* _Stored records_
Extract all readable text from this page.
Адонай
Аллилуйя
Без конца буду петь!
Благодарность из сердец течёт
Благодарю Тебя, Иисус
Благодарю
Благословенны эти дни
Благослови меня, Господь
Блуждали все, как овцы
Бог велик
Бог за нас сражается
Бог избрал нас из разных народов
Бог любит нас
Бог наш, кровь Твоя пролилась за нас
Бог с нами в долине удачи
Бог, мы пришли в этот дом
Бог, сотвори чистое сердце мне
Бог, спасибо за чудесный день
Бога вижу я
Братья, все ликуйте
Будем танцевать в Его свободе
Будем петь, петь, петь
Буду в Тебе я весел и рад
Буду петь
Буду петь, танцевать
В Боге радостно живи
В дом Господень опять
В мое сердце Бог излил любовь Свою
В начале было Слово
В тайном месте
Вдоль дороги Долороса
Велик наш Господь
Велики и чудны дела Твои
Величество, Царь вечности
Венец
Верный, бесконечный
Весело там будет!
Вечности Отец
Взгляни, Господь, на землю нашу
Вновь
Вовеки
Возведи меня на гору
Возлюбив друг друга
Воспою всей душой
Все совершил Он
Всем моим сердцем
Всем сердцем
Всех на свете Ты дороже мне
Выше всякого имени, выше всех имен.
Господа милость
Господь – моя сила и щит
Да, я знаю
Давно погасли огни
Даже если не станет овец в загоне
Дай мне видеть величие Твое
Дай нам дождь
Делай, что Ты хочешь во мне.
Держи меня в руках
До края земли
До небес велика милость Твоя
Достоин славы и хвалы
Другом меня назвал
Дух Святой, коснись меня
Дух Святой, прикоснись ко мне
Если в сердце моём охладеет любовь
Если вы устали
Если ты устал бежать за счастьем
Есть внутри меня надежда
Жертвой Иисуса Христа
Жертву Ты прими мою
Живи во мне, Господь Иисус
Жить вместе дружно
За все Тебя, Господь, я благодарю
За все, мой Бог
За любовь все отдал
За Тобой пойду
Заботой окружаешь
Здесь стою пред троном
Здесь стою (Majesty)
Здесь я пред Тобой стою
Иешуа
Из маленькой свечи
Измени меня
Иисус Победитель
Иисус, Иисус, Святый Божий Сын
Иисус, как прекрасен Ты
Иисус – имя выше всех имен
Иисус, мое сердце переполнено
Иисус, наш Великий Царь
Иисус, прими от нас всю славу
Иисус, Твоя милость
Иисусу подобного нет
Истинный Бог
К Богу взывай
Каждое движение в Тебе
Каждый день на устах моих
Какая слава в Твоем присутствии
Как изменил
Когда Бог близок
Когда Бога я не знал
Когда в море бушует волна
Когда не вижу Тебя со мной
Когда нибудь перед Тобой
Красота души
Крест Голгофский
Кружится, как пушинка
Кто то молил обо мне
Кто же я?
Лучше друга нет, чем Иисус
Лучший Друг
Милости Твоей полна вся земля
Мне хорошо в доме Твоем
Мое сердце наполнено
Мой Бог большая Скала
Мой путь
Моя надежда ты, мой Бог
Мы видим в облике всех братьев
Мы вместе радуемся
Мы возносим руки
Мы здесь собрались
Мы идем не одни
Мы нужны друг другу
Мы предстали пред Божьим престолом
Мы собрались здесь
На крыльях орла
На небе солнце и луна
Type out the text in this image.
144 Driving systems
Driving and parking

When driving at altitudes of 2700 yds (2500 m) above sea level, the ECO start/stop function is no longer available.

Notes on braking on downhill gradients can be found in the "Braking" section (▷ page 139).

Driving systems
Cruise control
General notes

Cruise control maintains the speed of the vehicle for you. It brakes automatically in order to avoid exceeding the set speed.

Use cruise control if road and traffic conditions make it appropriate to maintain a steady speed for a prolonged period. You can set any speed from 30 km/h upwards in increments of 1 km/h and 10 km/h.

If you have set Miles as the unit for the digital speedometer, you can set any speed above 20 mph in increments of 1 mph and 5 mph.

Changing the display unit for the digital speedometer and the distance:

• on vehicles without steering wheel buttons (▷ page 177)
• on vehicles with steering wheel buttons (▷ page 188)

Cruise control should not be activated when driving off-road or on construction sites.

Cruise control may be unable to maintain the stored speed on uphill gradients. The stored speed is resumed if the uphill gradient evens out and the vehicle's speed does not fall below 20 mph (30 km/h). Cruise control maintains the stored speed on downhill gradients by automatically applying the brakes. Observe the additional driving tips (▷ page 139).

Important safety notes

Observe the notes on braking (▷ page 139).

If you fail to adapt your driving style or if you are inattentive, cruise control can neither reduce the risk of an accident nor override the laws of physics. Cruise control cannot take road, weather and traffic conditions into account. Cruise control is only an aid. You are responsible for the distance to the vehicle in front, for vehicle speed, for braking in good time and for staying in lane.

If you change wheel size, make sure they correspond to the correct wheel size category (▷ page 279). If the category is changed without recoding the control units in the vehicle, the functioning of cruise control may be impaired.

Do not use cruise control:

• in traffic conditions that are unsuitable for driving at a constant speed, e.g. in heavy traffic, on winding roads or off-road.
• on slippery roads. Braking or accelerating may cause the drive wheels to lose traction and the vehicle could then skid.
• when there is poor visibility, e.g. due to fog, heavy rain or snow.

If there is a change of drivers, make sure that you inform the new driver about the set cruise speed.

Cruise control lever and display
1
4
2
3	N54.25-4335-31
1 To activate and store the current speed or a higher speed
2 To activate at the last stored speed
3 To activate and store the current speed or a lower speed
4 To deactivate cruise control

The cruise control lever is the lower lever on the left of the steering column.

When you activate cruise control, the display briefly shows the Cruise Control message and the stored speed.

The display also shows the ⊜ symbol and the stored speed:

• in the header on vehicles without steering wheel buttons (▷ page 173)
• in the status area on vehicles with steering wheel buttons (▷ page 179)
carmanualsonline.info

* _Task directions_
Look through the lines above and collect those with the word "increments".

* _The result_
Use cruise control if road and traffic conditions make it appropriate to maintain a steady speed for a prolonged period. You can set any speed from 30 km/h upwards in increments of 1 km/h and 10 km/h.
If you have set Miles as the unit for the digital speedometer, you can set any speed above 20 mph in increments of 1 mph and 5 mph.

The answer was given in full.